### WRITTEN PROBLEM
Write out all of the entries exactly, please.

## Begin DATASET RECORDS

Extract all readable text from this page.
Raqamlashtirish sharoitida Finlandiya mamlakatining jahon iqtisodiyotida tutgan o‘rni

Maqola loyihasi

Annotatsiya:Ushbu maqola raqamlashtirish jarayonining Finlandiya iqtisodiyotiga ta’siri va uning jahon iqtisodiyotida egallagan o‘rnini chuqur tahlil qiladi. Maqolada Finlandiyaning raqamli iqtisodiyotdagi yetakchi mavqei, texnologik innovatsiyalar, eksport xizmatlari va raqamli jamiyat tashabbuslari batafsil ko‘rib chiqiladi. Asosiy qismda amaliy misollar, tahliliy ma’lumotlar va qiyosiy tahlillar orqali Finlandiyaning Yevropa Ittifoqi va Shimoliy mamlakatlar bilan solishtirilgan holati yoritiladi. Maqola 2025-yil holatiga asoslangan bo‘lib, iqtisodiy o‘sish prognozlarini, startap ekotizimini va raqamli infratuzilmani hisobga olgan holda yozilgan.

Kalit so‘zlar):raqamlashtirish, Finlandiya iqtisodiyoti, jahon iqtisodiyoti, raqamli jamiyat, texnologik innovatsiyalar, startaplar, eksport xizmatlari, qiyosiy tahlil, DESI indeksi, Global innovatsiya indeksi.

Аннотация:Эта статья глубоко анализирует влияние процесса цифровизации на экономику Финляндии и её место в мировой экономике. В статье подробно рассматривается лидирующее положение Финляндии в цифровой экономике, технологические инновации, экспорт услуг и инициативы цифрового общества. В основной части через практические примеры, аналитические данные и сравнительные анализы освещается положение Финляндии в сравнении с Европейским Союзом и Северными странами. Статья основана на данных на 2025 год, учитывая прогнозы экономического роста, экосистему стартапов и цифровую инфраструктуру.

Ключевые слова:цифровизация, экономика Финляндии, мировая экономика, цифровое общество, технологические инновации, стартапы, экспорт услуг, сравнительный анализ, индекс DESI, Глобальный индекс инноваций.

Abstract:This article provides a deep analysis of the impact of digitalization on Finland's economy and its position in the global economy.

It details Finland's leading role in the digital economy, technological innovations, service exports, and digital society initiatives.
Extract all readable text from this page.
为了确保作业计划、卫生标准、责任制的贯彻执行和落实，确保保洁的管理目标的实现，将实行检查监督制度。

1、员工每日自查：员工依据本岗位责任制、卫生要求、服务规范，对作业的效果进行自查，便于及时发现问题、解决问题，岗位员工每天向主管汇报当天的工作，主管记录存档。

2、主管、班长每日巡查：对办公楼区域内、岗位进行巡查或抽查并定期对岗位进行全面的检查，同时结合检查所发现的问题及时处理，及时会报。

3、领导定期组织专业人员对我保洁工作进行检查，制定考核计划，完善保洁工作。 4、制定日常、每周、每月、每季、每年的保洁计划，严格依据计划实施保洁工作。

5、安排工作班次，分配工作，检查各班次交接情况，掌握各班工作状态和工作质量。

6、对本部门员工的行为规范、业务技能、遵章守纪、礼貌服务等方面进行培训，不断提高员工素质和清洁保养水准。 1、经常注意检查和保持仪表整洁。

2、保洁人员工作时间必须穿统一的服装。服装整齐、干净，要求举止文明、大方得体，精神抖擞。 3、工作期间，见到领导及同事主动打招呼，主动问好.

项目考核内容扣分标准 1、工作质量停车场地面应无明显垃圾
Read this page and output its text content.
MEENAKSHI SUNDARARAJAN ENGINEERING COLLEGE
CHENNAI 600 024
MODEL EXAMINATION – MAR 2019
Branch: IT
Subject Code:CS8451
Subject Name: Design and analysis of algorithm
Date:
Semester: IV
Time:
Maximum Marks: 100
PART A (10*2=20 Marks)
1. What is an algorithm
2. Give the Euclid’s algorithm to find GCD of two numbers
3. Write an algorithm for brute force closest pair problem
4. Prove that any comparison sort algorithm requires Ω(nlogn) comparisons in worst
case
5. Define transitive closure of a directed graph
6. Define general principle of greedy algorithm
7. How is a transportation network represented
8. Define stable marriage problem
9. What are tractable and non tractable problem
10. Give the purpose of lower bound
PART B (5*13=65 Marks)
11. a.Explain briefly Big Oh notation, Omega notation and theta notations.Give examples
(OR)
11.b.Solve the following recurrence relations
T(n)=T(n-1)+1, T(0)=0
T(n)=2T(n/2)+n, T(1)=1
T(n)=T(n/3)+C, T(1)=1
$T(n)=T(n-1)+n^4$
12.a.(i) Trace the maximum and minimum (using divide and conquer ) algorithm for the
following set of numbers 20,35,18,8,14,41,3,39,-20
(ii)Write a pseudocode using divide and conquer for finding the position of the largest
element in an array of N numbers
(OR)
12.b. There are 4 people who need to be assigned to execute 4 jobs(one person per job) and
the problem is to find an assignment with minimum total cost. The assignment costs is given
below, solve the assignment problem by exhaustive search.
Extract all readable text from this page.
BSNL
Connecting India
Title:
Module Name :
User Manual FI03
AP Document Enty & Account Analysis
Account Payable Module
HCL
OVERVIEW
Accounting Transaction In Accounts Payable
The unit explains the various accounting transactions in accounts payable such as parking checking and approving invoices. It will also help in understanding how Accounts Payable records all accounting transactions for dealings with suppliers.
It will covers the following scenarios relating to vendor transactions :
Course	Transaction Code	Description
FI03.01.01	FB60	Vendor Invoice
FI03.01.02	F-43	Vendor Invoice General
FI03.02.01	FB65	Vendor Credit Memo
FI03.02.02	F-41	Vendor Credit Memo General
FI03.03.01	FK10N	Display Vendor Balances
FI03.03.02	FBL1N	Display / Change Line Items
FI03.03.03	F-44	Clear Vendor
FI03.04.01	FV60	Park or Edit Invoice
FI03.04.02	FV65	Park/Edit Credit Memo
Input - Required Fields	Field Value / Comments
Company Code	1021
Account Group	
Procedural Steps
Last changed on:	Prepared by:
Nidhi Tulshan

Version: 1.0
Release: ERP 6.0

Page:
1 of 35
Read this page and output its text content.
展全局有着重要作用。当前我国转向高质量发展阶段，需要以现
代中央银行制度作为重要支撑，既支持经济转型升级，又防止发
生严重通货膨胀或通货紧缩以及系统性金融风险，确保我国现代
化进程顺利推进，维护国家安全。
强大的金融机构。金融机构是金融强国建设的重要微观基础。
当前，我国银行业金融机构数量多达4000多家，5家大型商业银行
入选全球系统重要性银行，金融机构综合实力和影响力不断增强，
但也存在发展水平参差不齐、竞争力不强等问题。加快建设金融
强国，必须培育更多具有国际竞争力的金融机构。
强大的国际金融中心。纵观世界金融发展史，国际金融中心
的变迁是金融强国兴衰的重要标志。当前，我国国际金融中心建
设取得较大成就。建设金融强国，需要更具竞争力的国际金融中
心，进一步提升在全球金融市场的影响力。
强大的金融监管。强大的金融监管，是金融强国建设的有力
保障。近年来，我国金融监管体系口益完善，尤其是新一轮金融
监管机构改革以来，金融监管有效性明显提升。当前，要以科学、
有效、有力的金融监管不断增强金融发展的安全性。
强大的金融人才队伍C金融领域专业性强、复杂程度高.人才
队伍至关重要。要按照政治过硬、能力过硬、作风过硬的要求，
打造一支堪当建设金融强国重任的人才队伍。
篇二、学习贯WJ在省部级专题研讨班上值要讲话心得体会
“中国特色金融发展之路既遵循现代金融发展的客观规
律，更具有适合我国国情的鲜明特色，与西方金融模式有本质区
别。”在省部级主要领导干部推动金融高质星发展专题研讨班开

## End DATASET RECORDS

### EXERCISE SOLUTION
Extract all readable text from this page.
Raqamlashtirish sharoitida Finlandiya mamlakatining jahon iqtisodiyotida tutgan o‘rni

Maqola loyihasi

Annotatsiya:Ushbu maqola raqamlashtirish jarayonining Finlandiya iqtisodiyotiga ta’siri va uning jahon iqtisodiyotida egallagan o‘rnini chuqur tahlil qiladi. Maqolada Finlandiyaning raqamli iqtisodiyotdagi yetakchi mavqei, texnologik innovatsiyalar, eksport xizmatlari va raqamli jamiyat tashabbuslari batafsil ko‘rib chiqiladi. Asosiy qismda amaliy misollar, tahliliy ma’lumotlar va qiyosiy tahlillar orqali Finlandiyaning Yevropa Ittifoqi va Shimoliy mamlakatlar bilan solishtirilgan holati yoritiladi. Maqola 2025-yil holatiga asoslangan bo‘lib, iqtisodiy o‘sish prognozlarini, startap ekotizimini va raqamli infratuzilmani hisobga olgan holda yozilgan.

Kalit so‘zlar):raqamlashtirish, Finlandiya iqtisodiyoti, jahon iqtisodiyoti, raqamli jamiyat, texnologik innovatsiyalar, startaplar, eksport xizmatlari, qiyosiy tahlil, DESI indeksi, Global innovatsiya indeksi.

Аннотация:Эта статья глубоко анализирует влияние процесса цифровизации на экономику Финляндии и её место в мировой экономике. В статье подробно рассматривается лидирующее положение Финляндии в цифровой экономике, технологические инновации, экспорт услуг и инициативы цифрового общества. В основной части через практические примеры, аналитические данные и сравнительные анализы освещается положение Финляндии в сравнении с Европейским Союзом и Северными странами. Статья основана на данных на 2025 год, учитывая прогнозы экономического роста, экосистему стартапов и цифровую инфраструктуру.

Ключевые слова:цифровизация, экономика Финляндии, мировая экономика, цифровое общество, технологические инновации, стартапы, экспорт услуг, сравнительный анализ, индекс DESI, Глобальный индекс инноваций.

Abstract:This article provides a deep analysis of the impact of digitalization on Finland's economy and its position in the global economy.

It details Finland's leading role in the digital economy, technological innovations, service exports, and digital society initiatives.
Extract all readable text from this page.
为了确保作业计划、卫生标准、责任制的贯彻执行和落实，确保保洁的管理目标的实现，将实行检查监督制度。

1、员工每日自查：员工依据本岗位责任制、卫生要求、服务规范，对作业的效果进行自查，便于及时发现问题、解决问题，岗位员工每天向主管汇报当天的工作，主管记录存档。

2、主管、班长每日巡查：对办公楼区域内、岗位进行巡查或抽查并定期对岗位进行全面的检查，同时结合检查所发现的问题及时处理，及时会报。

3、领导定期组织专业人员对我保洁工作进行检查，制定考核计划，完善保洁工作。 4、制定日常、每周、每月、每季、每年的保洁计划，严格依据计划实施保洁工作。

5、安排工作班次，分配工作，检查各班次交接情况，掌握各班工作状态和工作质量。

6、对本部门员工的行为规范、业务技能、遵章守纪、礼貌服务等方面进行培训，不断提高员工素质和清洁保养水准。 1、经常注意检查和保持仪表整洁。

2、保洁人员工作时间必须穿统一的服装。服装整齐、干净，要求举止文明、大方得体，精神抖擞。 3、工作期间，见到领导及同事主动打招呼，主动问好.

项目考核内容扣分标准 1、工作质量停车场地面应无明显垃圾
Read this page and output its text content.
MEENAKSHI SUNDARARAJAN ENGINEERING COLLEGE
CHENNAI 600 024
MODEL EXAMINATION – MAR 2019
Branch: IT
Subject Code:CS8451
Subject Name: Design and analysis of algorithm
Date:
Semester: IV
Time:
Maximum Marks: 100
PART A (10*2=20 Marks)
1. What is an algorithm
2. Give the Euclid’s algorithm to find GCD of two numbers
3. Write an algorithm for brute force closest pair problem
4. Prove that any comparison sort algorithm requires Ω(nlogn) comparisons in worst
case
5. Define transitive closure of a directed graph
6. Define general principle of greedy algorithm
7. How is a transportation network represented
8. Define stable marriage problem
9. What are tractable and non tractable problem
10. Give the purpose of lower bound
PART B (5*13=65 Marks)
11. a.Explain briefly Big Oh notation, Omega notation and theta notations.Give examples
(OR)
11.b.Solve the following recurrence relations
T(n)=T(n-1)+1, T(0)=0
T(n)=2T(n/2)+n, T(1)=1
T(n)=T(n/3)+C, T(1)=1
$T(n)=T(n-1)+n^4$
12.a.(i) Trace the maximum and minimum (using divide and conquer ) algorithm for the
following set of numbers 20,35,18,8,14,41,3,39,-20
(ii)Write a pseudocode using divide and conquer for finding the position of the largest
element in an array of N numbers
(OR)
12.b. There are 4 people who need to be assigned to execute 4 jobs(one person per job) and
the problem is to find an assignment with minimum total cost. The assignment costs is given
below, solve the assignment problem by exhaustive search.
Extract all readable text from this page.
BSNL
Connecting India
Title:
Module Name :
User Manual FI03
AP Document Enty & Account Analysis
Account Payable Module
HCL
OVERVIEW
Accounting Transaction In Accounts Payable
The unit explains the various accounting transactions in accounts payable such as parking checking and approving invoices. It will also help in understanding how Accounts Payable records all accounting transactions for dealings with suppliers.
It will covers the following scenarios relating to vendor transactions :
Course	Transaction Code	Description
FI03.01.01	FB60	Vendor Invoice
FI03.01.02	F-43	Vendor Invoice General
FI03.02.01	FB65	Vendor Credit Memo
FI03.02.02	F-41	Vendor Credit Memo General
FI03.03.01	FK10N	Display Vendor Balances
FI03.03.02	FBL1N	Display / Change Line Items
FI03.03.03	F-44	Clear Vendor
FI03.04.01	FV60	Park or Edit Invoice
FI03.04.02	FV65	Park/Edit Credit Memo
Input - Required Fields	Field Value / Comments
Company Code	1021
Account Group	
Procedural Steps
Last changed on:	Prepared by:
Nidhi Tulshan

Version: 1.0
Release: ERP 6.0

Page:
1 of 35
Read this page and output its text content.
展全局有着重要作用。当前我国转向高质量发展阶段，需要以现
代中央银行制度作为重要支撑，既支持经济转型升级，又防止发
生严重通货膨胀或通货紧缩以及系统性金融风险，确保我国现代
化进程顺利推进，维护国家安全。
强大的金融机构。金融机构是金融强国建设的重要微观基础。
当前，我国银行业金融机构数量多达4000多家，5家大型商业银行
入选全球系统重要性银行，金融机构综合实力和影响力不断增强，
但也存在发展水平参差不齐、竞争力不强等问题。加快建设金融
强国，必须培育更多具有国际竞争力的金融机构。
强大的国际金融中心。纵观世界金融发展史，国际金融中心
的变迁是金融强国兴衰的重要标志。当前，我国国际金融中心建
设取得较大成就。建设金融强国，需要更具竞争力的国际金融中
心，进一步提升在全球金融市场的影响力。
强大的金融监管。强大的金融监管，是金融强国建设的有力
保障。近年来，我国金融监管体系口益完善，尤其是新一轮金融
监管机构改革以来，金融监管有效性明显提升。当前，要以科学、
有效、有力的金融监管不断增强金融发展的安全性。
强大的金融人才队伍C金融领域专业性强、复杂程度高.人才
队伍至关重要。要按照政治过硬、能力过硬、作风过硬的要求，
打造一支堪当建设金融强国重任的人才队伍。
篇二、学习贯WJ在省部级专题研讨班上值要讲话心得体会
“中国特色金融发展之路既遵循现代金融发展的客观规
律，更具有适合我国国情的鲜明特色，与西方金融模式有本质区
别。”在省部级主要领导干部推动金融高质星发展专题研讨班开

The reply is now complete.